** Start **

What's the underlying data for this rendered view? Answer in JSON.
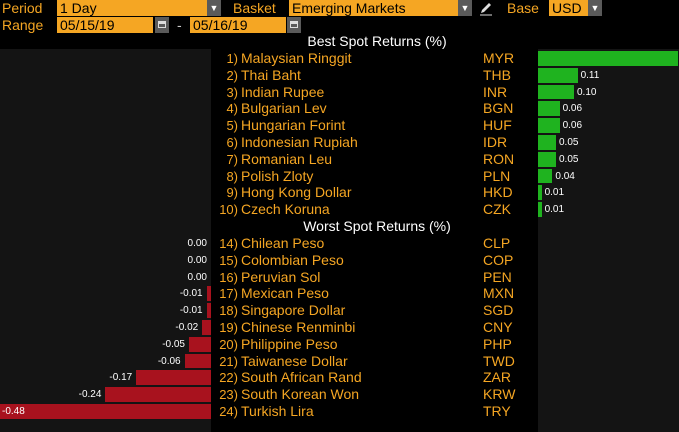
{
  "controls": {
    "period_label": "Period",
    "period_value": "1 Day",
    "basket_label": "Basket",
    "basket_value": "Emerging Markets",
    "base_label": "Base",
    "base_value": "USD",
    "range_label": "Range",
    "date_from": "05/15/19",
    "date_sep": "-",
    "date_to": "05/16/19"
  },
  "best_title": "Best Spot Returns (%)",
  "worst_title": "Worst Spot Returns (%)",
  "best": [
    {
      "rank": "1)",
      "name": "Malaysian Ringgit",
      "code": "MYR",
      "value": 0.39,
      "label": ""
    },
    {
      "rank": "2)",
      "name": "Thai Baht",
      "code": "THB",
      "value": 0.11,
      "label": "0.11"
    },
    {
      "rank": "3)",
      "name": "Indian Rupee",
      "code": "INR",
      "value": 0.1,
      "label": "0.10"
    },
    {
      "rank": "4)",
      "name": "Bulgarian Lev",
      "code": "BGN",
      "value": 0.06,
      "label": "0.06"
    },
    {
      "rank": "5)",
      "name": "Hungarian Forint",
      "code": "HUF",
      "value": 0.06,
      "label": "0.06"
    },
    {
      "rank": "6)",
      "name": "Indonesian Rupiah",
      "code": "IDR",
      "value": 0.05,
      "label": "0.05"
    },
    {
      "rank": "7)",
      "name": "Romanian Leu",
      "code": "RON",
      "value": 0.05,
      "label": "0.05"
    },
    {
      "rank": "8)",
      "name": "Polish Zloty",
      "code": "PLN",
      "value": 0.04,
      "label": "0.04"
    },
    {
      "rank": "9)",
      "name": "Hong Kong Dollar",
      "code": "HKD",
      "value": 0.01,
      "label": "0.01"
    },
    {
      "rank": "10)",
      "name": "Czech Koruna",
      "code": "CZK",
      "value": 0.01,
      "label": "0.01"
    }
  ],
  "worst": [
    {
      "rank": "14)",
      "name": "Chilean Peso",
      "code": "CLP",
      "value": 0.0,
      "label": "0.00"
    },
    {
      "rank": "15)",
      "name": "Colombian Peso",
      "code": "COP",
      "value": 0.0,
      "label": "0.00"
    },
    {
      "rank": "16)",
      "name": "Peruvian Sol",
      "code": "PEN",
      "value": 0.0,
      "label": "0.00"
    },
    {
      "rank": "17)",
      "name": "Mexican Peso",
      "code": "MXN",
      "value": -0.01,
      "label": "-0.01"
    },
    {
      "rank": "18)",
      "name": "Singapore Dollar",
      "code": "SGD",
      "value": -0.01,
      "label": "-0.01"
    },
    {
      "rank": "19)",
      "name": "Chinese Renminbi",
      "code": "CNY",
      "value": -0.02,
      "label": "-0.02"
    },
    {
      "rank": "20)",
      "name": "Philippine Peso",
      "code": "PHP",
      "value": -0.05,
      "label": "-0.05"
    },
    {
      "rank": "21)",
      "name": "Taiwanese Dollar",
      "code": "TWD",
      "value": -0.06,
      "label": "-0.06"
    },
    {
      "rank": "22)",
      "name": "South African Rand",
      "code": "ZAR",
      "value": -0.17,
      "label": "-0.17"
    },
    {
      "rank": "23)",
      "name": "South Korean Won",
      "code": "KRW",
      "value": -0.24,
      "label": "-0.24"
    },
    {
      "rank": "24)",
      "name": "Turkish Lira",
      "code": "TRY",
      "value": -0.48,
      "label": "-0.48"
    }
  ],
  "colors": {
    "accent": "#f5a623",
    "positive": "#1fb31f",
    "negative": "#a8121e"
  },
  "icons": {
    "dropdown": "chevron-down-icon",
    "calendar": "calendar-icon",
    "edit": "pencil-icon"
  }
}
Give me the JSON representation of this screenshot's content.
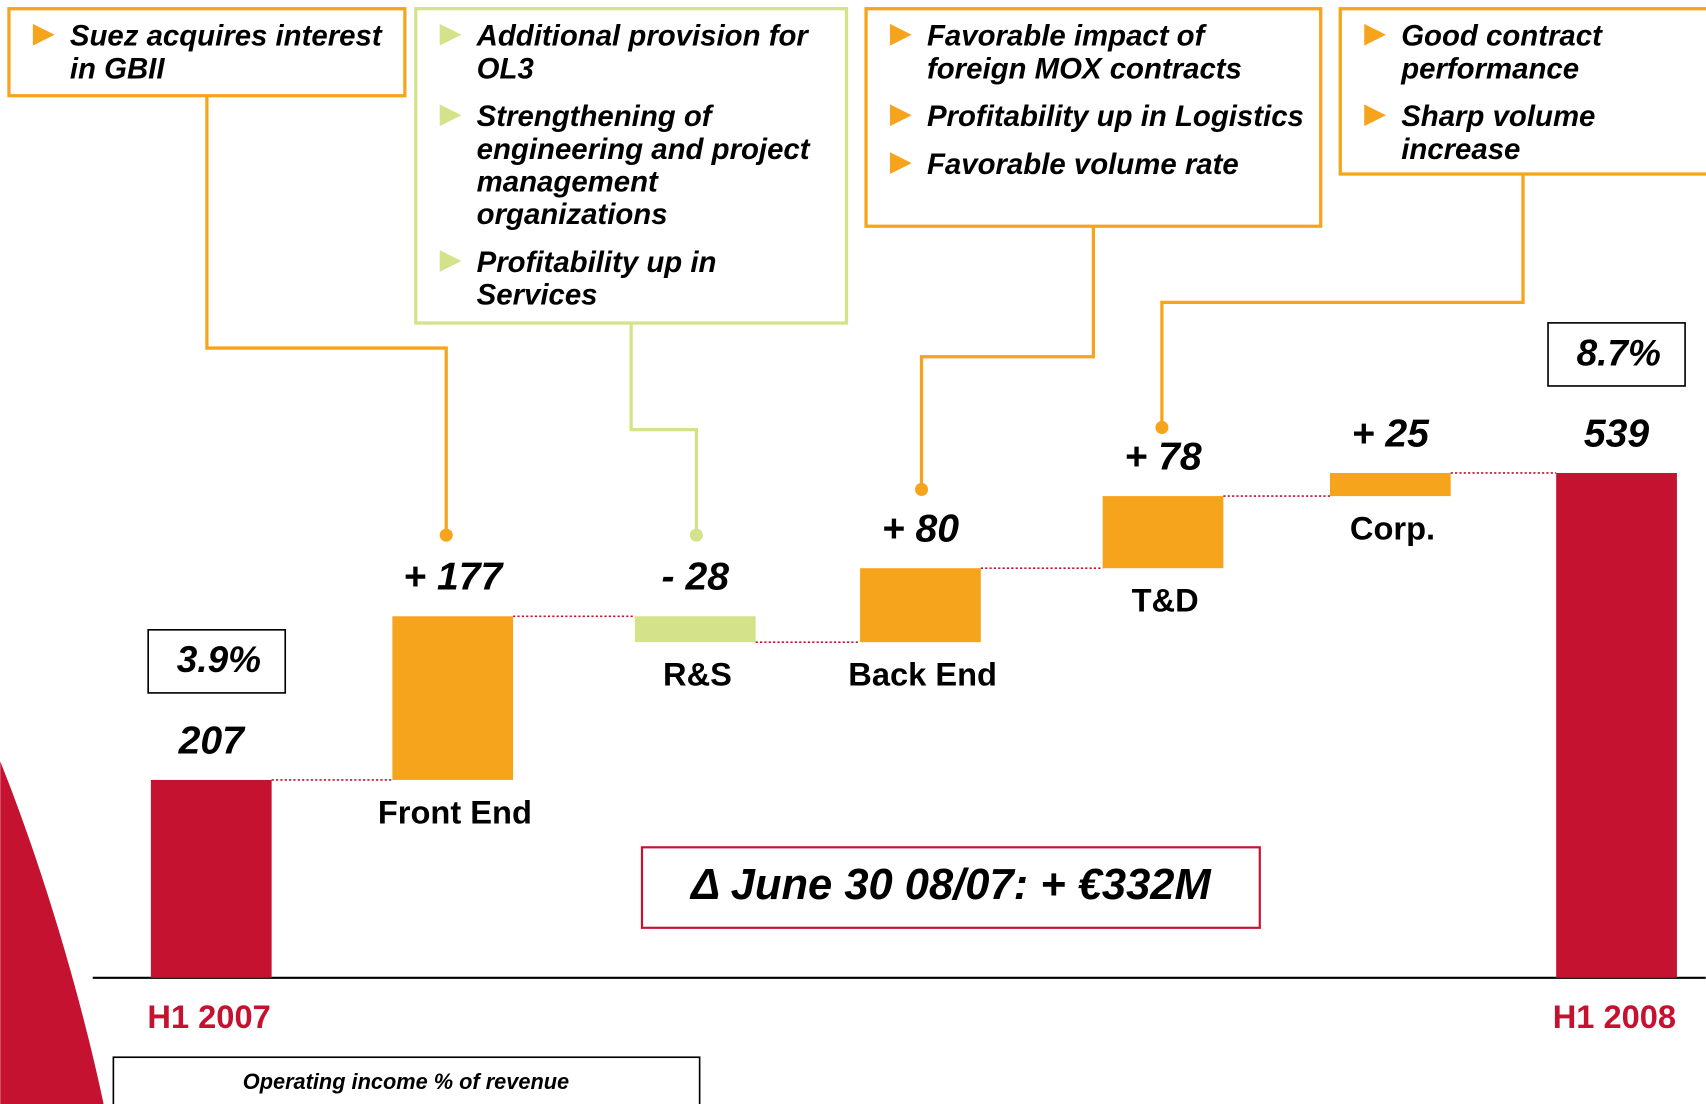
{
  "chart_data": {
    "type": "waterfall",
    "categories": [
      "H1 2007",
      "Front End",
      "R&S",
      "Back End",
      "T&D",
      "Corp.",
      "H1 2008"
    ],
    "values": [
      207,
      177,
      -28,
      80,
      78,
      25,
      539
    ],
    "value_labels": [
      "207",
      "+ 177",
      "- 28",
      "+ 80",
      "+ 78",
      "+ 25",
      "539"
    ],
    "measure": [
      "total",
      "relative",
      "relative",
      "relative",
      "relative",
      "relative",
      "total"
    ],
    "colors": [
      "#c41230",
      "#f7a41d",
      "#d4e38a",
      "#f7a41d",
      "#f7a41d",
      "#f7a41d",
      "#c41230"
    ],
    "margins": {
      "name": "Operating income % of revenue",
      "values": [
        3.9,
        8.7
      ],
      "value_labels": [
        "3.9%",
        "8.7%"
      ]
    },
    "summary": "Δ June 30 08/07: + €332M",
    "annotations": [
      {
        "color": "#f7a41d",
        "items": [
          "Suez acquires interest in GBII"
        ]
      },
      {
        "color": "#d4e38a",
        "items": [
          "Additional provision for OL3",
          "Strengthening of engineering and project management organizations",
          "Profitability up in Services"
        ]
      },
      {
        "color": "#f7a41d",
        "items": [
          "Favorable impact of foreign MOX contracts",
          "Profitability up in Logistics",
          "Favorable volume rate"
        ]
      },
      {
        "color": "#f7a41d",
        "items": [
          "Good contract performance",
          "Sharp volume increase"
        ]
      }
    ]
  }
}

** End **

Task instructions: Leave out all pictures and retype precisely the lines that run from the line containing "Give me the" to the last line of the records.

Exercise response:
Give me the JSON representation of this screenshot's content.
{
  "chart_data": {
    "type": "waterfall",
    "categories": [
      "H1 2007",
      "Front End",
      "R&S",
      "Back End",
      "T&D",
      "Corp.",
      "H1 2008"
    ],
    "values": [
      207,
      177,
      -28,
      80,
      78,
      25,
      539
    ],
    "value_labels": [
      "207",
      "+ 177",
      "- 28",
      "+ 80",
      "+ 78",
      "+ 25",
      "539"
    ],
    "measure": [
      "total",
      "relative",
      "relative",
      "relative",
      "relative",
      "relative",
      "total"
    ],
    "colors": [
      "#c41230",
      "#f7a41d",
      "#d4e38a",
      "#f7a41d",
      "#f7a41d",
      "#f7a41d",
      "#c41230"
    ],
    "margins": {
      "name": "Operating income % of revenue",
      "values": [
        3.9,
        8.7
      ],
      "value_labels": [
        "3.9%",
        "8.7%"
      ]
    },
    "summary": "Δ June 30 08/07: + €332M",
    "annotations": [
      {
        "color": "#f7a41d",
        "items": [
          "Suez acquires interest in GBII"
        ]
      },
      {
        "color": "#d4e38a",
        "items": [
          "Additional provision for OL3",
          "Strengthening of engineering and project management organizations",
          "Profitability up in Services"
        ]
      },
      {
        "color": "#f7a41d",
        "items": [
          "Favorable impact of foreign MOX contracts",
          "Profitability up in Logistics",
          "Favorable volume rate"
        ]
      },
      {
        "color": "#f7a41d",
        "items": [
          "Good contract performance",
          "Sharp volume increase"
        ]
      }
    ]
  }
}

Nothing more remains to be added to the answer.